Admissions Statistics

While Bryn Mawr students and alumnae are interested in a wide range of fields within healthcare, the majority of Bryn Mawr prehealth students are interested in becoming physicians.  This page summarizes general admissions statistics and trends for Bryn Mawr applicants from the 2009-2015 application cycles.  For more detailed information about where Bryn Mawr alumnae have been accepted and chosen to  matriculate in medical, dental or veterinary school, visit the Matriculation Information page.

It is important to recognize that many factors contribute to the decisions made by medical school admission committees.  An applicant’s grade point average is important, but medical schools also take seriously clinical experience, leadership on campus and in the community, and the depth and breadth of a candidate’s academic curriculum.  Bryn Mawr’s rigorous liberal arts curriculum prepares students in critical thinking and other skills vital to becoming successful in the health professions.

How many applicants apply to medical school each year from Bryn Mawr?

The applicant pool ranges between 20-25 applicants.  The vast majority of these applicants are alumnae.

Requirement 1:
According to the admissions statistics page, which application cycles do its statistics cover?
Requirement 2:
Please continue the admissions statistics page from the point where it ends.

Given information:
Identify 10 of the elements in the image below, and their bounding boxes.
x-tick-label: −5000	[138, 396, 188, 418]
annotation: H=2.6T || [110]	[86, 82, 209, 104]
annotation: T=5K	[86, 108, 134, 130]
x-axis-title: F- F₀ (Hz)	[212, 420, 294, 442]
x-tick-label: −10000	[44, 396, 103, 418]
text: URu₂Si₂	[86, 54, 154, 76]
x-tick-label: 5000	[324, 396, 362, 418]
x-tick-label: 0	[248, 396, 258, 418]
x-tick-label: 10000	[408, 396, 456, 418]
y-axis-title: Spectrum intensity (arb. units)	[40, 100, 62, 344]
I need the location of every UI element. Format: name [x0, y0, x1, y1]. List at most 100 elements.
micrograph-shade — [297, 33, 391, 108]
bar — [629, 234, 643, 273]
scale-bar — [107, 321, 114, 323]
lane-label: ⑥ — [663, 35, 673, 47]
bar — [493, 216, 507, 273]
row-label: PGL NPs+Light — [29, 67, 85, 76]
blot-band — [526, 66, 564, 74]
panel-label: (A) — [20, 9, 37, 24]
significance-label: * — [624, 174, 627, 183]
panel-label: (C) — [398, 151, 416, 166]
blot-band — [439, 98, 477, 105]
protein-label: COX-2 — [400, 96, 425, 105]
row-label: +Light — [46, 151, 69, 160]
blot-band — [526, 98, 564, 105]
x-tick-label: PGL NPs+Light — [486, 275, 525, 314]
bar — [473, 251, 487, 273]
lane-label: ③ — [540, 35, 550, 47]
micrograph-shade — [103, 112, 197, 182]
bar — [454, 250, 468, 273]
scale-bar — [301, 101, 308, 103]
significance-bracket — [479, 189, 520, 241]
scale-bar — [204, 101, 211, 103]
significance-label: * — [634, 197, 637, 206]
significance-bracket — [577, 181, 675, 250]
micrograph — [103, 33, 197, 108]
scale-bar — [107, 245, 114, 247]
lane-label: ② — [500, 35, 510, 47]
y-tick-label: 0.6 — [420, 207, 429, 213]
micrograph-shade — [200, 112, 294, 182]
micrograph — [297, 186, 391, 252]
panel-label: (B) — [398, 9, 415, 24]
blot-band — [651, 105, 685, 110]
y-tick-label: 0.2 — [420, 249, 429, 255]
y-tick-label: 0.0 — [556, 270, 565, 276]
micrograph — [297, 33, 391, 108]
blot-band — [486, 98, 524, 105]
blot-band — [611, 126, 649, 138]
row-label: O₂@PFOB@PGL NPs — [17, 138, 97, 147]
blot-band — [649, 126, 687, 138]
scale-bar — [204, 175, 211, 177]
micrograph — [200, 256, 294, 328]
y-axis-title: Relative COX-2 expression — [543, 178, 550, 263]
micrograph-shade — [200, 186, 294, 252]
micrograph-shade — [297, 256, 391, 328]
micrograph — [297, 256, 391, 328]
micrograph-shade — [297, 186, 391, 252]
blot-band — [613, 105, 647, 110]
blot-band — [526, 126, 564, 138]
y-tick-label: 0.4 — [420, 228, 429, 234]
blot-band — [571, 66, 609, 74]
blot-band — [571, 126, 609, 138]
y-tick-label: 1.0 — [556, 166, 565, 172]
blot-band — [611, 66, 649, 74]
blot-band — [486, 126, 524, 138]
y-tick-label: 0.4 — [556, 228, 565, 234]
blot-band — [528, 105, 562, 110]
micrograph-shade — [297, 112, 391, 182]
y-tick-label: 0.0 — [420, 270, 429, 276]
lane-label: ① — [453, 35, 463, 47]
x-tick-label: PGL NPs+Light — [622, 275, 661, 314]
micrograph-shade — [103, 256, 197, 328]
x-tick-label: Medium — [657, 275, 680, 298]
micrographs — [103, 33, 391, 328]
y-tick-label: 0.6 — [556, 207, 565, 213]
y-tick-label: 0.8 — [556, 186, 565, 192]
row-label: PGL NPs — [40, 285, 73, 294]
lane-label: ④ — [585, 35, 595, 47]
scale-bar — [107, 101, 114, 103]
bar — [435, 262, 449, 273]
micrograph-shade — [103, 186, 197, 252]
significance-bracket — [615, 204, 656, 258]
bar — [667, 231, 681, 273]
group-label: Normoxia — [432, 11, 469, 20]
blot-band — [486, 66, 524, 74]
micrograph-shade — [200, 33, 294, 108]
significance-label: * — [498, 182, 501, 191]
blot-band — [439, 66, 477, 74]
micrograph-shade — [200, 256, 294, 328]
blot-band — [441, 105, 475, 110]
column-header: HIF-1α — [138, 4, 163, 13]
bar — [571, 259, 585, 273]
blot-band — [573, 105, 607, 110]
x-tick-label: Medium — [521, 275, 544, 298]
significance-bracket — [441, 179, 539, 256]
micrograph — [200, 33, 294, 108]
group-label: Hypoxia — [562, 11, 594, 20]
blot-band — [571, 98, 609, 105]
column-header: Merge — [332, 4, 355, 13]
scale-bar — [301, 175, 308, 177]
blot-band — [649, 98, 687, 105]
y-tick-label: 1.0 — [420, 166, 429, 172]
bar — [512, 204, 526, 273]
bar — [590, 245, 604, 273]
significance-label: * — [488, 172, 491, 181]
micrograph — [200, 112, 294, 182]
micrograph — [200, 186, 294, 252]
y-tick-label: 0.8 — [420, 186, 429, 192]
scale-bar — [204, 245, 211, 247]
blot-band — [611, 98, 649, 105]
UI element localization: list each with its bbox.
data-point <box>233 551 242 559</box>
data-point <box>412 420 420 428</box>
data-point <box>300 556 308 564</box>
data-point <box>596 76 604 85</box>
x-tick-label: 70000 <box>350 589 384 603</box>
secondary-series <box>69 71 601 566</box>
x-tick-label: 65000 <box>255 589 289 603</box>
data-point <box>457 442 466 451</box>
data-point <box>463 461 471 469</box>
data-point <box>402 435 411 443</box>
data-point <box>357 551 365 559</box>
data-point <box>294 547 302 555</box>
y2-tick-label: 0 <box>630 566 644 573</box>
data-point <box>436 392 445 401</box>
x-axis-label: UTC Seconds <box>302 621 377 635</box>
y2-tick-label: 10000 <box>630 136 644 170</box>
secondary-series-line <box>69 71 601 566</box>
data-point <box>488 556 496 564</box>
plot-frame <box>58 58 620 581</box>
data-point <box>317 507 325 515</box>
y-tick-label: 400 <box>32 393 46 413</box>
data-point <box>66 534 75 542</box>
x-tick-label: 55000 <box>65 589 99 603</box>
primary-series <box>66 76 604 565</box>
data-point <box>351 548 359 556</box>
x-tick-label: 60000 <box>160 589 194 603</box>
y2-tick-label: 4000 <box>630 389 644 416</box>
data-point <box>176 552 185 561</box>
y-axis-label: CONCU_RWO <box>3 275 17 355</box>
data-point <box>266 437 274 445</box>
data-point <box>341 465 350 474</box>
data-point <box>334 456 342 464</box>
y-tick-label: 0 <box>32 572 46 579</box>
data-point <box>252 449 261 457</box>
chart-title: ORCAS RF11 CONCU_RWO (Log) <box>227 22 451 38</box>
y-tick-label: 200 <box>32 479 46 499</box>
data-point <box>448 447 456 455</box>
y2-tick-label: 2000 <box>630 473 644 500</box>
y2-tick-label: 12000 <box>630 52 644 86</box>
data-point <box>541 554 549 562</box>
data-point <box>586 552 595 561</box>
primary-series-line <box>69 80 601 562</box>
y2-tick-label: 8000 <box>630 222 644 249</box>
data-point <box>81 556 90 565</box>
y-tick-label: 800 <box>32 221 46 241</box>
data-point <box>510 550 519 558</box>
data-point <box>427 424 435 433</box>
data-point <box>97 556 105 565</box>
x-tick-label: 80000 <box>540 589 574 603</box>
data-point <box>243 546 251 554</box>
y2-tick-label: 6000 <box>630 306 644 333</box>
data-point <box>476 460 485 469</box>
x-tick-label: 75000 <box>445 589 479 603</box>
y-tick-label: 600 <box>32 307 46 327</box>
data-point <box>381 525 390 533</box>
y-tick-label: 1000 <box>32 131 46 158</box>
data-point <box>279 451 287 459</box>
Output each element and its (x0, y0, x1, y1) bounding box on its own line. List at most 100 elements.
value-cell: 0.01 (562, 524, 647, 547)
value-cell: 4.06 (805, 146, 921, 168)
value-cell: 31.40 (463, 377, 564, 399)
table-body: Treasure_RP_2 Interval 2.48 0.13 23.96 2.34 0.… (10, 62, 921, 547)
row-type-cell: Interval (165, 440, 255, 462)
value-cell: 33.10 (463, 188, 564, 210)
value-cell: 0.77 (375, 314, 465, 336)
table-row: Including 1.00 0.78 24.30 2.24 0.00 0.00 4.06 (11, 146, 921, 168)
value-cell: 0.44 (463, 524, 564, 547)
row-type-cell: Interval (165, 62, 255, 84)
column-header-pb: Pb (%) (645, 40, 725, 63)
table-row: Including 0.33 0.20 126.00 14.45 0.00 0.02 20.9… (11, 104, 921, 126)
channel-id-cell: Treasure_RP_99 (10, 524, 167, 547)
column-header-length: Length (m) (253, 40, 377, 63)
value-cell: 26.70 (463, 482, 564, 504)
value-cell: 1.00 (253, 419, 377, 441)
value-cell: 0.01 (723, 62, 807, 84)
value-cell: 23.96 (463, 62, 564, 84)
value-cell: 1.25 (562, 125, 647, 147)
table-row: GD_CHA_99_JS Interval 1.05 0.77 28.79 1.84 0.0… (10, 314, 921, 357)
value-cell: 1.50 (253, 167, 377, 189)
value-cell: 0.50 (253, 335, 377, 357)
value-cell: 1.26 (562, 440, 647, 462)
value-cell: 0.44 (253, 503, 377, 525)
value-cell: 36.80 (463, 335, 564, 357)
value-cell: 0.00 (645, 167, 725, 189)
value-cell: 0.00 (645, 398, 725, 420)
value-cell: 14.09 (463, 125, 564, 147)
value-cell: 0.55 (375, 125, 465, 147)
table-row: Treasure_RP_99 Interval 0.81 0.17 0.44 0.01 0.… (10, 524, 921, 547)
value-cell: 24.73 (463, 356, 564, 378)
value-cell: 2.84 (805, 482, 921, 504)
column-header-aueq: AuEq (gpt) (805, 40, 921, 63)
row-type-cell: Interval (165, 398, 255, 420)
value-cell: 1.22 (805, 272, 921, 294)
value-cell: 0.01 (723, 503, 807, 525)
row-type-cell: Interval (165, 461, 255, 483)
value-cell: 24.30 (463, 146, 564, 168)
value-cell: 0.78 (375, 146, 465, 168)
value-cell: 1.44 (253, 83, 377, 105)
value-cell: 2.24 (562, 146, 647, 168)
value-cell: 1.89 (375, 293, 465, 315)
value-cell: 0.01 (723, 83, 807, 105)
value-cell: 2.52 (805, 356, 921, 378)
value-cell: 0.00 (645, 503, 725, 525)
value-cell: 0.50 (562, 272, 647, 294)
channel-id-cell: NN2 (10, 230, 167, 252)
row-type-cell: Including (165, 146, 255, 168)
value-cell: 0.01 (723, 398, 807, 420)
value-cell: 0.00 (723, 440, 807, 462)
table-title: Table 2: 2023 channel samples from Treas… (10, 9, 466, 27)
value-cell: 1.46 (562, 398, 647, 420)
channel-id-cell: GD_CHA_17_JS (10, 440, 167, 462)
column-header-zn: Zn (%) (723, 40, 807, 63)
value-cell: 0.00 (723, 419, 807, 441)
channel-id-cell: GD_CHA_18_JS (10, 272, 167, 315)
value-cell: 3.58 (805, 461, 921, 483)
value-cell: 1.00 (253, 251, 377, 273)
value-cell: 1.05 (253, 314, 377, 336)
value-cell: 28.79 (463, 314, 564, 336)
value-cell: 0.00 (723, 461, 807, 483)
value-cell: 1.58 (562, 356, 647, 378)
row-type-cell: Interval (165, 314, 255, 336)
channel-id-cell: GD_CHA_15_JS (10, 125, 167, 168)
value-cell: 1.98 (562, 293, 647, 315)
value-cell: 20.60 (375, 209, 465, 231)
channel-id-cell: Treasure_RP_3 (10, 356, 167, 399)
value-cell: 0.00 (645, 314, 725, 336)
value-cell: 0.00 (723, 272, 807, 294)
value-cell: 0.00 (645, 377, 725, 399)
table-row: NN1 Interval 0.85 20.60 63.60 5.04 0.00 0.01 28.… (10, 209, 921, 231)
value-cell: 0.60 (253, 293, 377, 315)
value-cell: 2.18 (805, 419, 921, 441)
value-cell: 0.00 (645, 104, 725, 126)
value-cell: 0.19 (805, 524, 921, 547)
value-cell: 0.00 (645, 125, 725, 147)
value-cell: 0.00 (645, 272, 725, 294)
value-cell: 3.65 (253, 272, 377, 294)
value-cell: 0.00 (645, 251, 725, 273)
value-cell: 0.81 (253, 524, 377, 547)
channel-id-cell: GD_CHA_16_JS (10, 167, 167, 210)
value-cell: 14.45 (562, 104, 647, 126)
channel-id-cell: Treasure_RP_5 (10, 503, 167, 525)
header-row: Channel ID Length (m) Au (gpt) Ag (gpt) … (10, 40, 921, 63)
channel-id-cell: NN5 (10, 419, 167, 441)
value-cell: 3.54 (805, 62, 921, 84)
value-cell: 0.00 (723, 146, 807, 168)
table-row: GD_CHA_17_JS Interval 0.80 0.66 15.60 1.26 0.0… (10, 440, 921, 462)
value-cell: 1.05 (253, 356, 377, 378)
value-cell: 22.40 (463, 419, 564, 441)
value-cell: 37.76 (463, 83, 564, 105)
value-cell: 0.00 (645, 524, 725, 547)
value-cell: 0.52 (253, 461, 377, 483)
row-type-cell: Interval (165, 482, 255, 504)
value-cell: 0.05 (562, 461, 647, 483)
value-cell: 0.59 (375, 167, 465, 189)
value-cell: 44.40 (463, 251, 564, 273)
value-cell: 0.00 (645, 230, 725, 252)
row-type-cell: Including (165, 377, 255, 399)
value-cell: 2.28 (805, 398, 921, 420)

Final answer 1:
The 2009-2015 application cycles.

Final answer 2:
How many applicants apply to dental school each year from Bryn Mawr?

Generally about 3-6 students and/or alumnae are in the applicant pool.  Interest in dental school has been increasing in recent years.  The vast majority of these applicants are also alumnae.

When do most Bryn Mawr students apply to medical school?

Most applicants – approximately 80% - apply after they have graduated from Bryn Mawr.  This trend of working while applying to medical school is consistent with national trends of taking time between college and medical school for other experiences.  A survey by the Association of American Medical Colleges (AAMC) reported in 2011 that approximately half of matriculating medical students had a period of 12 months or longer between graduating from college and entering medical school.  (Medical School Admissions Requirements (MSAR): Getting Started 2013, page 15)  There are many benefits to applicants who take time off before applying to medical school.

Does the college write a committee letter for every student or alumna who applies?

Absolutely.  We will write a committee letter for every applicant who applies and meets our internal application deadlines.  Bryn Mawr has no GPA or MCAT score cutoff below which we will not provide advising support to our undergraduates and alumnae.

What is the national acceptance rate for applicants to medical school?

Admission to medical school is a very competitive process.  At the national level the acceptance rates to allopathic and osteopathic medical schools were:

41% of applicants to allopathic medical schools were accepted in 2015
(21,467 of the 52,550 applicants were accepted)

What is the acceptance rate for Bryn Mawr applicants to medical school?

Of all Bryn Mawr applicants from 2009-2015, 56% were accepted to a U.S. allopathic or osteopathic medical school.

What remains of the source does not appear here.